◆ **RECORDED DATA**
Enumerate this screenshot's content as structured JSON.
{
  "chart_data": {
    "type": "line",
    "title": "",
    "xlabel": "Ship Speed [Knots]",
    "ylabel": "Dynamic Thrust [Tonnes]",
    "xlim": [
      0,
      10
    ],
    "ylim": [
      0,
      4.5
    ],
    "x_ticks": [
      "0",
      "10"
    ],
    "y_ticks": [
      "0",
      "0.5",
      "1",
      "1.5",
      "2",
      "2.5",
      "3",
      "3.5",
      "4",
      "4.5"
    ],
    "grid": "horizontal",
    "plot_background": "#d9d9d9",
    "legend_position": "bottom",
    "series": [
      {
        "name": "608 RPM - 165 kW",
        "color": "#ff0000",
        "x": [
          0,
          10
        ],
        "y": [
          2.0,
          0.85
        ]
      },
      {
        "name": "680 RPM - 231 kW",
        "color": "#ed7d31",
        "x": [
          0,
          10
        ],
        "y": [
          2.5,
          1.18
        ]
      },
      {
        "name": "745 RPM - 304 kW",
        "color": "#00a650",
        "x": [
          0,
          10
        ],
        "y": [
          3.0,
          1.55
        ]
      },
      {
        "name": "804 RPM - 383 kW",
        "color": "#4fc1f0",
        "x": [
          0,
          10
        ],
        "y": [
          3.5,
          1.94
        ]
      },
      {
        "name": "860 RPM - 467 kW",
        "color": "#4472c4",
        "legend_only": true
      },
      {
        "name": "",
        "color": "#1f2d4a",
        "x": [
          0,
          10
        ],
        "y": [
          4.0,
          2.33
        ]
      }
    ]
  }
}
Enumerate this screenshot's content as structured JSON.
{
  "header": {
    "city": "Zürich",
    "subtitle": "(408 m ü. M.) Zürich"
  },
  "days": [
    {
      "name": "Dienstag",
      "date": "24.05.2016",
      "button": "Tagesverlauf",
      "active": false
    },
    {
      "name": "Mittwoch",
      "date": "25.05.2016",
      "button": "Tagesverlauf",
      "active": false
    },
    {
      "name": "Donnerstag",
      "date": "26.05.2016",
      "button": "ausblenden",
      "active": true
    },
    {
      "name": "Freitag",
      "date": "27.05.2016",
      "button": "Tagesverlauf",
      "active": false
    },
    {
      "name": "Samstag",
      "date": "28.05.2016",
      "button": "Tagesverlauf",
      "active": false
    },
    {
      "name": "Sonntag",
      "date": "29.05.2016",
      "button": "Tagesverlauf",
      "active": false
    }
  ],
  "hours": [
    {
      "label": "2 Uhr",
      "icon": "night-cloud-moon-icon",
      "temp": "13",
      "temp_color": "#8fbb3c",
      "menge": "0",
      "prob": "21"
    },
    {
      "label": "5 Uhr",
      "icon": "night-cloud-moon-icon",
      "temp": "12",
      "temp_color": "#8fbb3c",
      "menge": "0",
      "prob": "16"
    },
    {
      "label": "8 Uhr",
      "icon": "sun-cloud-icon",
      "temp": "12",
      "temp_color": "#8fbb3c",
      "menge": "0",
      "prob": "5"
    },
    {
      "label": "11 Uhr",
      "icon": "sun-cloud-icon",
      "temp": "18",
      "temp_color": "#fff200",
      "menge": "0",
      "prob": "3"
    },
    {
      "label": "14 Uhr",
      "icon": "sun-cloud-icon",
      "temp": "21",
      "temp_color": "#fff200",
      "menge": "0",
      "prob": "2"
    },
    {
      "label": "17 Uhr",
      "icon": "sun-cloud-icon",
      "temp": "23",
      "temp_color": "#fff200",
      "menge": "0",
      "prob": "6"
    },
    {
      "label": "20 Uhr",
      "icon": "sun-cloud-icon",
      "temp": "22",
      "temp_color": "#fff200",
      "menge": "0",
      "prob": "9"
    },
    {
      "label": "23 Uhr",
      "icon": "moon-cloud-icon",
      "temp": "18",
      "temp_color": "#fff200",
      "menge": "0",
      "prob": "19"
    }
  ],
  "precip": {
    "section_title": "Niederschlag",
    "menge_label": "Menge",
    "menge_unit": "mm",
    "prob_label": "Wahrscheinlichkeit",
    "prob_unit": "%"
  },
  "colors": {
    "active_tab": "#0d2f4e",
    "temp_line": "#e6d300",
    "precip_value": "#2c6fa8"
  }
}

◆ **WHAT TO DO**
Find every line that has "date" in it, then return those lines.

◆ **SOLUTION TO THE PROBLEM**
      "date": "24.05.2016",
      "date": "25.05.2016",
      "date": "26.05.2016",
      "date": "27.05.2016",
      "date": "28.05.2016",
      "date": "29.05.2016",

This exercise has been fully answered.